# Data
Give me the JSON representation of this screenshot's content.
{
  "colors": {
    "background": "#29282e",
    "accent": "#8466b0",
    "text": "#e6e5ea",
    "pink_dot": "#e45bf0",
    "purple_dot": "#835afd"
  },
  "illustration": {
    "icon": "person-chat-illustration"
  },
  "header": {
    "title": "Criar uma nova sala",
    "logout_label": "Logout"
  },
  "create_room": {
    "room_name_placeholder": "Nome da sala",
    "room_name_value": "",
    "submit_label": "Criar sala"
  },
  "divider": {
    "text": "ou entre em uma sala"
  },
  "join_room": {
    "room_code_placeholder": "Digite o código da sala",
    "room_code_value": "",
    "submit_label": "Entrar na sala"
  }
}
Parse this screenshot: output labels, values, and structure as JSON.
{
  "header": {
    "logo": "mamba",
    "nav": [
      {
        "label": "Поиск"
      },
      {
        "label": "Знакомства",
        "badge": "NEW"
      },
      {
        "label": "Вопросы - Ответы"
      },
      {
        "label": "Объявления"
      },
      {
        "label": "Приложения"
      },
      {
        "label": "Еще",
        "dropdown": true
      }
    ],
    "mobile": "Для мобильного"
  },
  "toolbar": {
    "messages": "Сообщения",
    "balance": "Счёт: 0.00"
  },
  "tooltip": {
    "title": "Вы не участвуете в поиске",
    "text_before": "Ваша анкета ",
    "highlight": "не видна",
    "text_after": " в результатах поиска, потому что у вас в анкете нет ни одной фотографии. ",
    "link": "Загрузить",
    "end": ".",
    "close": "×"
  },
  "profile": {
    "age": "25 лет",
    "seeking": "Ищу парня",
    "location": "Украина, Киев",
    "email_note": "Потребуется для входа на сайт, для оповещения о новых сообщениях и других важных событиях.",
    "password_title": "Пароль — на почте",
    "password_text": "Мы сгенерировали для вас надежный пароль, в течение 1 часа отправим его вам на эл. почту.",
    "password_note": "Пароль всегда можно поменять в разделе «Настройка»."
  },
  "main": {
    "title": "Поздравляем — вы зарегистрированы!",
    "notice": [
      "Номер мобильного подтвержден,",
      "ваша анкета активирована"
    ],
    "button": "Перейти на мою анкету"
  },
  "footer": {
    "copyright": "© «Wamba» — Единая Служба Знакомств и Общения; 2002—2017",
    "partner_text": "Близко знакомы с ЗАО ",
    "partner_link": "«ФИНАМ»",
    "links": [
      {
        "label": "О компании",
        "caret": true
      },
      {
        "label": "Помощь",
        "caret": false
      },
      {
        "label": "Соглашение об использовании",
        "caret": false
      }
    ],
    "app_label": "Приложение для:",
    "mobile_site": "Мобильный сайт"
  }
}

# Short task
Scan the material above. Extract every line in which the word "illustration" occurs.

# Response for this exercise
  "illustration": {
    "icon": "person-chat-illustration"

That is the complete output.